>> START GIVEN RECORDS
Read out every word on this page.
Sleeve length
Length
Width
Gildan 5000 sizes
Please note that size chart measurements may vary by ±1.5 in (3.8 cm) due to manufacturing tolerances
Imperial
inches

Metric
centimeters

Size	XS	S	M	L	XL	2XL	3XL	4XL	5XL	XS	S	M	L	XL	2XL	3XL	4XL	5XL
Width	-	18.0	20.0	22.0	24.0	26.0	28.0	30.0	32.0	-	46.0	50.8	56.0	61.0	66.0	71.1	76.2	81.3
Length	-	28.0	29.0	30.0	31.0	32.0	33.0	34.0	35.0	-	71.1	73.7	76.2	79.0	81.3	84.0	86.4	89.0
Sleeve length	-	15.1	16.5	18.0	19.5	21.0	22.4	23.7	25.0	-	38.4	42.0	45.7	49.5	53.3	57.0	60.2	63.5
>> END GIVEN RECORDS
>> START GIVEN RECORDS
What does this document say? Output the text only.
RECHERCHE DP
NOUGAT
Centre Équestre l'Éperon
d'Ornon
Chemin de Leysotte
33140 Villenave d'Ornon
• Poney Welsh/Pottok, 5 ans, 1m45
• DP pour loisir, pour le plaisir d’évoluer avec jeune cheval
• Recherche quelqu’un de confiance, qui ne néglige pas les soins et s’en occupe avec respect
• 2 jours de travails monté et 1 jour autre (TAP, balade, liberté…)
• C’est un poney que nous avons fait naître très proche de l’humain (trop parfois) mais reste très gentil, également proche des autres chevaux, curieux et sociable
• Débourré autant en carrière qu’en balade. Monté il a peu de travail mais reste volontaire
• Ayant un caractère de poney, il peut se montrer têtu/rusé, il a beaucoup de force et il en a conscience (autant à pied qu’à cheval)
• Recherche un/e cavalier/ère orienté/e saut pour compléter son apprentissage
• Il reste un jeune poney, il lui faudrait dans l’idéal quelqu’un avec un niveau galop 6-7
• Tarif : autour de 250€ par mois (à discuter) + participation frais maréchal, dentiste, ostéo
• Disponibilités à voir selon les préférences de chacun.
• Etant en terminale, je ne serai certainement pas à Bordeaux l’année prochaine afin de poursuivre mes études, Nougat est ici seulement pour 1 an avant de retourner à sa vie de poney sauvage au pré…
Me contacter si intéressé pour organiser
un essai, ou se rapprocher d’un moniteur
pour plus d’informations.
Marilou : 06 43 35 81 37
>> END GIVEN RECORDS
>> START GIVEN RECORDS
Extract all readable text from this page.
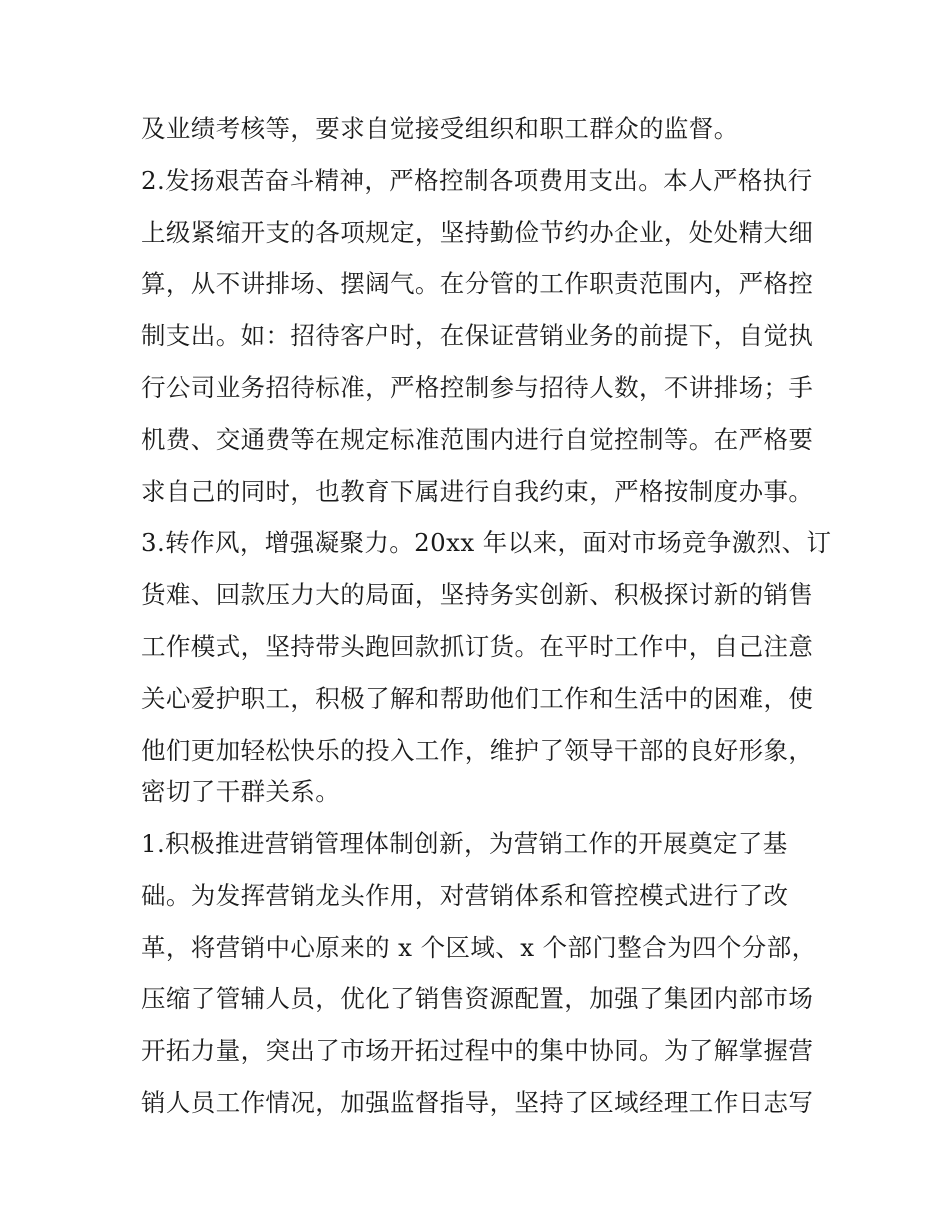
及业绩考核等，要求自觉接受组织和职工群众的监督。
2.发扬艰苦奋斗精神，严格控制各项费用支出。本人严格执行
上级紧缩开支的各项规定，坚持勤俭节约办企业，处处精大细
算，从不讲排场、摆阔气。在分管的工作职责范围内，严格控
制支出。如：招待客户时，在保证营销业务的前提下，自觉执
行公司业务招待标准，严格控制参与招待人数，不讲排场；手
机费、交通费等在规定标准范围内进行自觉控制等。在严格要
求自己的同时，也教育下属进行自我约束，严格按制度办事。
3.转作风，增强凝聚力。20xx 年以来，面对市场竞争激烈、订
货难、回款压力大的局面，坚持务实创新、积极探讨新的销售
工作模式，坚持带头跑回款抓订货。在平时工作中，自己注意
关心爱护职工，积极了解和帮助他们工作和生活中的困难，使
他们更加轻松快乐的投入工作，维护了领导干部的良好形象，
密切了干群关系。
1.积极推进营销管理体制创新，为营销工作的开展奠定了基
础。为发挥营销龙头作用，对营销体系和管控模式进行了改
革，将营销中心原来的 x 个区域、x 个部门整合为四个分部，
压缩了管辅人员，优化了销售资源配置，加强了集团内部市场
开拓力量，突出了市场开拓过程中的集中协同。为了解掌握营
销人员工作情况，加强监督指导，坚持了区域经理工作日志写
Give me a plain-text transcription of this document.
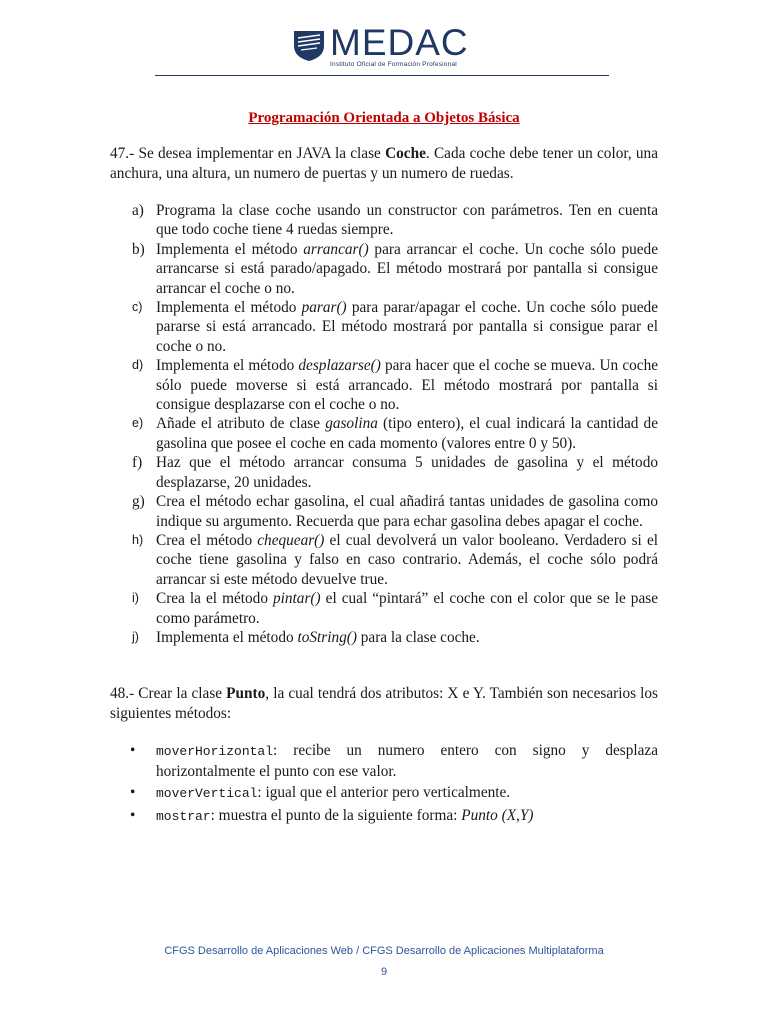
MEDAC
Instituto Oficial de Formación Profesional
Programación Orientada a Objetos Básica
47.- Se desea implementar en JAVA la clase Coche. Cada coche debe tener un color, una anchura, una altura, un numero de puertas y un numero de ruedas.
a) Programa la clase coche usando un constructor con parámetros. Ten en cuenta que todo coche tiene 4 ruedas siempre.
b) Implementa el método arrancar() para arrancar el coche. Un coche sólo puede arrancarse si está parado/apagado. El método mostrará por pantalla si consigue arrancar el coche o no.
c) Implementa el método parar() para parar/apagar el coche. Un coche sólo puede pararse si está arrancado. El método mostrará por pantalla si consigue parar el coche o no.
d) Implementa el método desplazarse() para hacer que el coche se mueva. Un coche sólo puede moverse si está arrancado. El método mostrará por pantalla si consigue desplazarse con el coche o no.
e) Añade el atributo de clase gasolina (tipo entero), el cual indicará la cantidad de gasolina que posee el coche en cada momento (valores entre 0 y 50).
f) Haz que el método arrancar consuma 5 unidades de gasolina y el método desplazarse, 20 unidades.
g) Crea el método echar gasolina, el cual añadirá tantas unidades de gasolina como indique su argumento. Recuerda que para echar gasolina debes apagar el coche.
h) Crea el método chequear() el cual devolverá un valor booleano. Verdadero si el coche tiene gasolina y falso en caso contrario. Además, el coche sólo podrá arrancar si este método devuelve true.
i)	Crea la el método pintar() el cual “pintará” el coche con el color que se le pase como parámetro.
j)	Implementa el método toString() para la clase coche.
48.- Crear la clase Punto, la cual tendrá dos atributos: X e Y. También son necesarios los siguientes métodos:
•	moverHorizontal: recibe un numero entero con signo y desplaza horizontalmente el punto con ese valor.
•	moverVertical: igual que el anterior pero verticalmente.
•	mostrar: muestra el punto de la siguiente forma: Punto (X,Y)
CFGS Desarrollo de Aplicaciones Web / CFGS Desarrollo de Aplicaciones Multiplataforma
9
>> END GIVEN RECORDS
Filter the data for the string "jeune" and copy every line that has it.

● **RESPONSE TO THE TASK**:
• DP pour loisir, pour le plaisir d’évoluer avec jeune cheval
• Il reste un jeune poney, il lui faudrait dans l’idéal quelqu’un avec un niveau galop 6-7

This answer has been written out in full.